• **STATED PROBLEM**
Take the line that has "Enumerate this screenshot's" in it and every line after it to the end of the entries, and reproduce them exactly.

________________

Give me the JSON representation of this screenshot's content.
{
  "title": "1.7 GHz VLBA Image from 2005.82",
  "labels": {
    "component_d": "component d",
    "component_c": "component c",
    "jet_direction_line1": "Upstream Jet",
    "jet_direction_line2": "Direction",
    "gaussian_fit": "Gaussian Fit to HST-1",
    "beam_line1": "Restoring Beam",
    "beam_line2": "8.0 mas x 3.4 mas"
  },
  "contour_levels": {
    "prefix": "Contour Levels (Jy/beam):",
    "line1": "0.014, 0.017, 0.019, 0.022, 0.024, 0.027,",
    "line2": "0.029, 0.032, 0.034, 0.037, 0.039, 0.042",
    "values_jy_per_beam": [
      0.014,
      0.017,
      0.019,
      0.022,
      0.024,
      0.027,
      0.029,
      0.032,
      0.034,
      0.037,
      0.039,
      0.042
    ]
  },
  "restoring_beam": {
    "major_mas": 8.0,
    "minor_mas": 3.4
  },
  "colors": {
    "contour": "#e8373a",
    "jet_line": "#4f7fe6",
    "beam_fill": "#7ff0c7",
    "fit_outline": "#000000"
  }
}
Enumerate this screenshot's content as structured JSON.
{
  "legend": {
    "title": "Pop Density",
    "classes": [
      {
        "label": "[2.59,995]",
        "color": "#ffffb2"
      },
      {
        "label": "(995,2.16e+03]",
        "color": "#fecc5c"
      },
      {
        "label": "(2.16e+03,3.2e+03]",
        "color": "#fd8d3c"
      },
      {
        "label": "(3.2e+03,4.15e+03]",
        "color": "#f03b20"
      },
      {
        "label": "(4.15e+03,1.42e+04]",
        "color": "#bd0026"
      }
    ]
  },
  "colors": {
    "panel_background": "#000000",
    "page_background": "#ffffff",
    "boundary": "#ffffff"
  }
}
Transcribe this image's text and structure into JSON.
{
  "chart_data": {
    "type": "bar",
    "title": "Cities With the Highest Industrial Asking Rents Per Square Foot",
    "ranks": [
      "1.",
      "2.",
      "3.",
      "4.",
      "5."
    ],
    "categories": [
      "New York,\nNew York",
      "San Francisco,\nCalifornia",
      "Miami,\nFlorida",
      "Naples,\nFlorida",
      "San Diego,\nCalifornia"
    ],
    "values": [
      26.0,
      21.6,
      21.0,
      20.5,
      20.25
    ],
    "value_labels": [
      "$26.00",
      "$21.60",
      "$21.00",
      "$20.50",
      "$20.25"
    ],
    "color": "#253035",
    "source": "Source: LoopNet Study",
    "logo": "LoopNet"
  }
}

________________

• **WRITTEN REPLY**
Enumerate this screenshot's content as structured JSON.
{
  "legend": {
    "title": "Pop Density",
    "classes": [
      {
        "label": "[2.59,995]",
        "color": "#ffffb2"
      },
      {
        "label": "(995,2.16e+03]",
        "color": "#fecc5c"
      },
      {
        "label": "(2.16e+03,3.2e+03]",
        "color": "#fd8d3c"
      },
      {
        "label": "(3.2e+03,4.15e+03]",
        "color": "#f03b20"
      },
      {
        "label": "(4.15e+03,1.42e+04]",
        "color": "#bd0026"
      }
    ]
  },
  "colors": {
    "panel_background": "#000000",
    "page_background": "#ffffff",
    "boundary": "#ffffff"
  }
}
Transcribe this image's text and structure into JSON.
{
  "chart_data": {
    "type": "bar",
    "title": "Cities With the Highest Industrial Asking Rents Per Square Foot",
    "ranks": [
      "1.",
      "2.",
      "3.",
      "4.",
      "5."
    ],
    "categories": [
      "New York,\nNew York",
      "San Francisco,\nCalifornia",
      "Miami,\nFlorida",
      "Naples,\nFlorida",
      "San Diego,\nCalifornia"
    ],
    "values": [
      26.0,
      21.6,
      21.0,
      20.5,
      20.25
    ],
    "value_labels": [
      "$26.00",
      "$21.60",
      "$21.00",
      "$20.50",
      "$20.25"
    ],
    "color": "#253035",
    "source": "Source: LoopNet Study",
    "logo": "LoopNet"
  }
}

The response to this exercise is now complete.